WHAT IS EXPECTED:
Keep the pictures out of the copy and repeat the records exactly.

MATERIAL FOR THE TASK:
========================================
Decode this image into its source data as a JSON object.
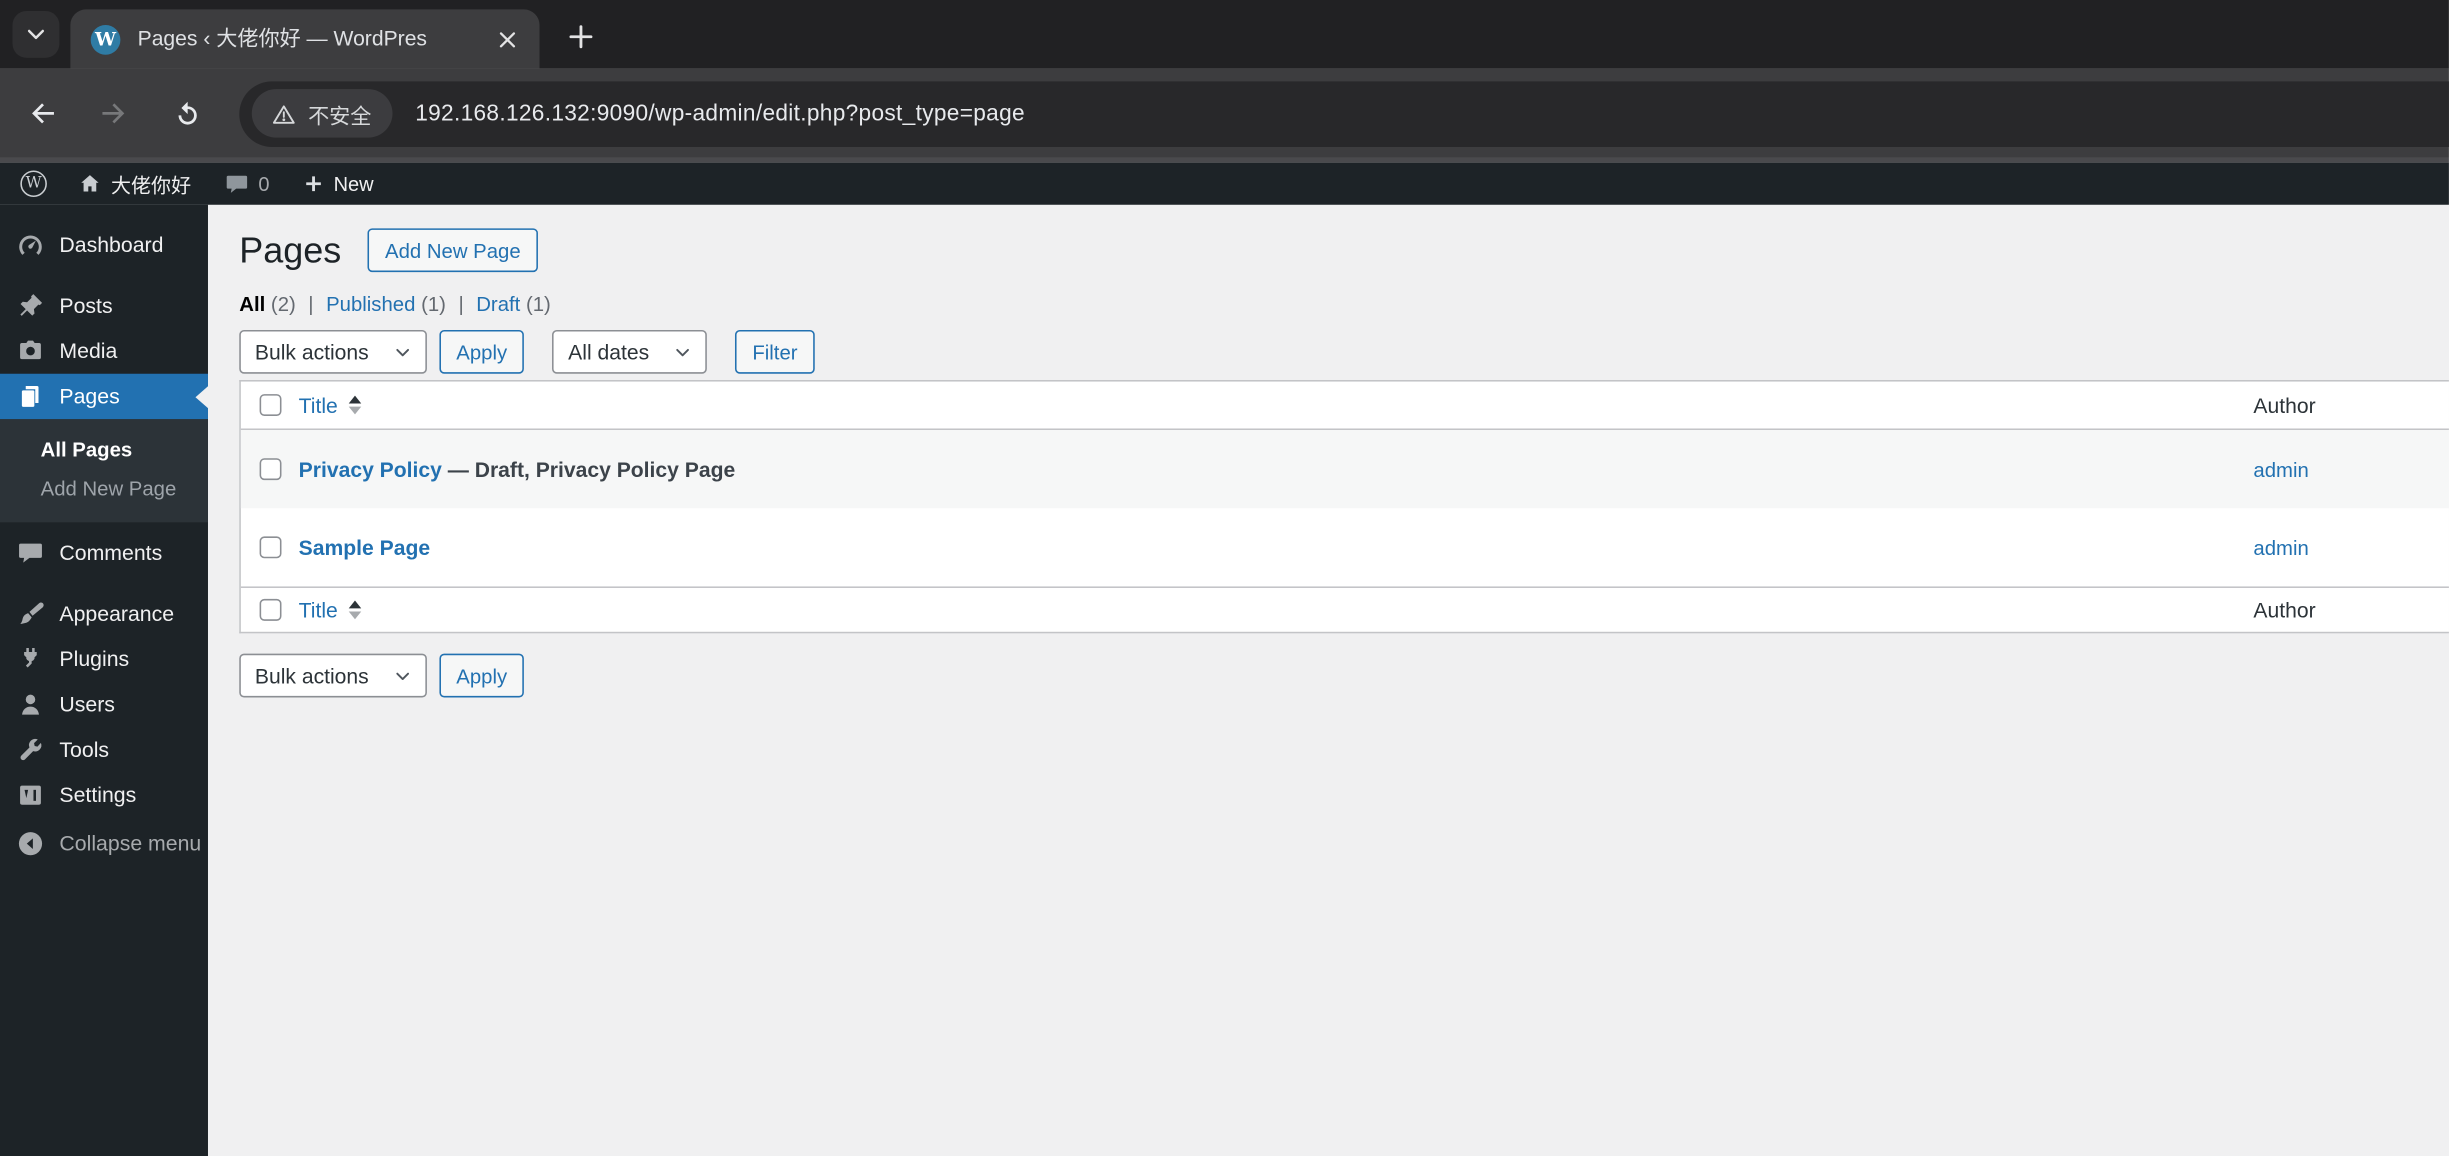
{
  "browser": {
    "tab_title": "Pages ‹ 大佬你好 — WordPres",
    "favicon_letter": "W",
    "security_label": "不安全",
    "url": "192.168.126.132:9090/wp-admin/edit.php?post_type=page"
  },
  "admin_bar": {
    "logo_letter": "W",
    "site_name": "大佬你好",
    "comment_count": "0",
    "new_label": "New"
  },
  "sidebar": {
    "items": [
      {
        "label": "Dashboard"
      },
      {
        "label": "Posts"
      },
      {
        "label": "Media"
      },
      {
        "label": "Pages"
      },
      {
        "label": "Comments"
      },
      {
        "label": "Appearance"
      },
      {
        "label": "Plugins"
      },
      {
        "label": "Users"
      },
      {
        "label": "Tools"
      },
      {
        "label": "Settings"
      }
    ],
    "pages_submenu": [
      {
        "label": "All Pages"
      },
      {
        "label": "Add New Page"
      }
    ],
    "collapse_label": "Collapse menu"
  },
  "main": {
    "title": "Pages",
    "add_new_label": "Add New Page",
    "filters": {
      "all_label": "All",
      "all_count": "(2)",
      "separator": "|",
      "published_label": "Published",
      "published_count": "(1)",
      "draft_label": "Draft",
      "draft_count": "(1)"
    },
    "toolbar": {
      "bulk_actions_label": "Bulk actions",
      "apply_label": "Apply",
      "dates_label": "All dates",
      "filter_label": "Filter"
    },
    "table": {
      "title_column": "Title",
      "author_column": "Author",
      "rows": [
        {
          "title": "Privacy Policy",
          "state": " — Draft, Privacy Policy Page",
          "author": "admin"
        },
        {
          "title": "Sample Page",
          "state": "",
          "author": "admin"
        }
      ]
    }
  },
  "colors": {
    "accent_blue": "#2271b1",
    "admin_dark": "#1d2327",
    "submenu_dark": "#2c3338",
    "content_bg": "#f0f0f1",
    "striped_row": "#f6f7f7"
  }
}
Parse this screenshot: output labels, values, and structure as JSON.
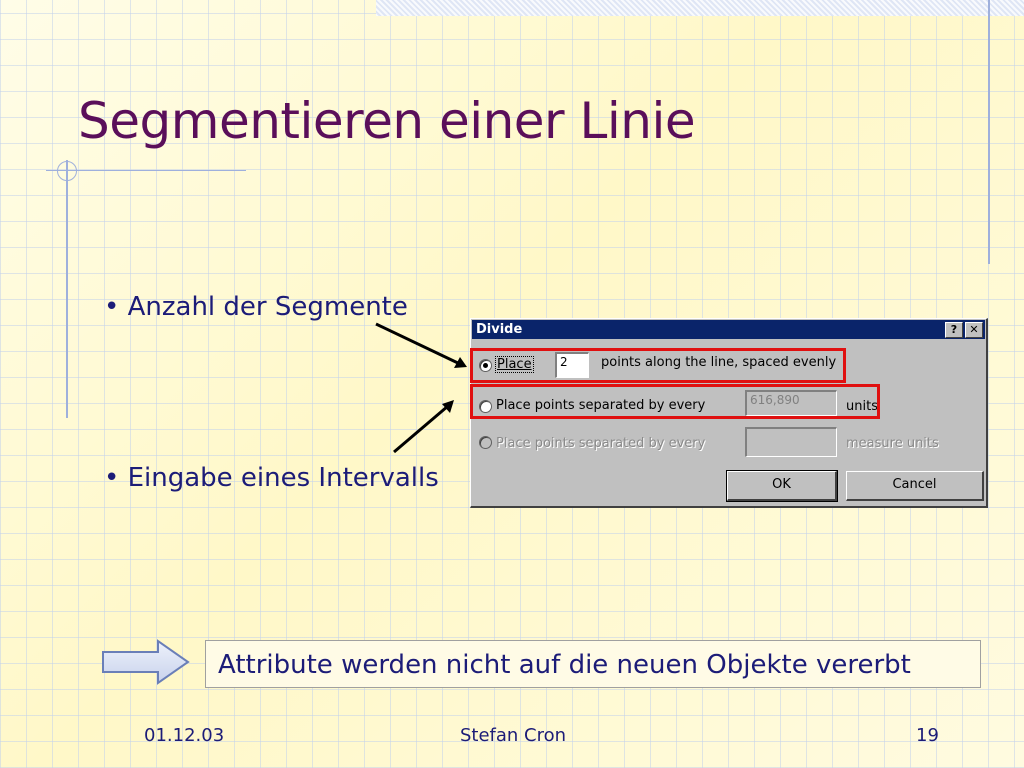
{
  "slide": {
    "title": "Segmentieren einer Linie",
    "bullets": [
      "• Anzahl der Segmente",
      "• Eingabe eines Intervalls"
    ],
    "note": "Attribute werden nicht auf die neuen Objekte vererbt"
  },
  "dialog": {
    "title": "Divide",
    "help_label": "?",
    "close_label": "✕",
    "option1": {
      "label": "Place",
      "value": "2",
      "suffix": "points along the line, spaced evenly",
      "selected": true
    },
    "option2": {
      "label": "Place points separated by every",
      "value": "616,890",
      "suffix": "units",
      "selected": false
    },
    "option3": {
      "label": "Place points separated by every",
      "value": "",
      "suffix": "measure units",
      "enabled": false
    },
    "ok_label": "OK",
    "cancel_label": "Cancel"
  },
  "footer": {
    "date": "01.12.03",
    "author": "Stefan Cron",
    "page": "19"
  },
  "colors": {
    "title": "#5a0f5a",
    "text": "#1c1c78",
    "highlight": "#e01010",
    "dialog_titlebar": "#0a246a"
  }
}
========================================
REPLY:
Decode this image into its source data as a JSON object.
{
  "browser": {
    "tab_title": "Pages ‹ 大佬你好 — WordPres",
    "favicon_letter": "W",
    "security_label": "不安全",
    "url": "192.168.126.132:9090/wp-admin/edit.php?post_type=page"
  },
  "admin_bar": {
    "logo_letter": "W",
    "site_name": "大佬你好",
    "comment_count": "0",
    "new_label": "New"
  },
  "sidebar": {
    "items": [
      {
        "label": "Dashboard"
      },
      {
        "label": "Posts"
      },
      {
        "label": "Media"
      },
      {
        "label": "Pages"
      },
      {
        "label": "Comments"
      },
      {
        "label": "Appearance"
      },
      {
        "label": "Plugins"
      },
      {
        "label": "Users"
      },
      {
        "label": "Tools"
      },
      {
        "label": "Settings"
      }
    ],
    "pages_submenu": [
      {
        "label": "All Pages"
      },
      {
        "label": "Add New Page"
      }
    ],
    "collapse_label": "Collapse menu"
  },
  "main": {
    "title": "Pages",
    "add_new_label": "Add New Page",
    "filters": {
      "all_label": "All",
      "all_count": "(2)",
      "separator": "|",
      "published_label": "Published",
      "published_count": "(1)",
      "draft_label": "Draft",
      "draft_count": "(1)"
    },
    "toolbar": {
      "bulk_actions_label": "Bulk actions",
      "apply_label": "Apply",
      "dates_label": "All dates",
      "filter_label": "Filter"
    },
    "table": {
      "title_column": "Title",
      "author_column": "Author",
      "rows": [
        {
          "title": "Privacy Policy",
          "state": " — Draft, Privacy Policy Page",
          "author": "admin"
        },
        {
          "title": "Sample Page",
          "state": "",
          "author": "admin"
        }
      ]
    }
  },
  "colors": {
    "accent_blue": "#2271b1",
    "admin_dark": "#1d2327",
    "submenu_dark": "#2c3338",
    "content_bg": "#f0f0f1",
    "striped_row": "#f6f7f7"
  }
}
Parse this screenshot: output labels, values, and structure as JSON.
{
  "slide": {
    "title": "Segmentieren einer Linie",
    "bullets": [
      "• Anzahl der Segmente",
      "• Eingabe eines Intervalls"
    ],
    "note": "Attribute werden nicht auf die neuen Objekte vererbt"
  },
  "dialog": {
    "title": "Divide",
    "help_label": "?",
    "close_label": "✕",
    "option1": {
      "label": "Place",
      "value": "2",
      "suffix": "points along the line, spaced evenly",
      "selected": true
    },
    "option2": {
      "label": "Place points separated by every",
      "value": "616,890",
      "suffix": "units",
      "selected": false
    },
    "option3": {
      "label": "Place points separated by every",
      "value": "",
      "suffix": "measure units",
      "enabled": false
    },
    "ok_label": "OK",
    "cancel_label": "Cancel"
  },
  "footer": {
    "date": "01.12.03",
    "author": "Stefan Cron",
    "page": "19"
  },
  "colors": {
    "title": "#5a0f5a",
    "text": "#1c1c78",
    "highlight": "#e01010",
    "dialog_titlebar": "#0a246a"
  }
}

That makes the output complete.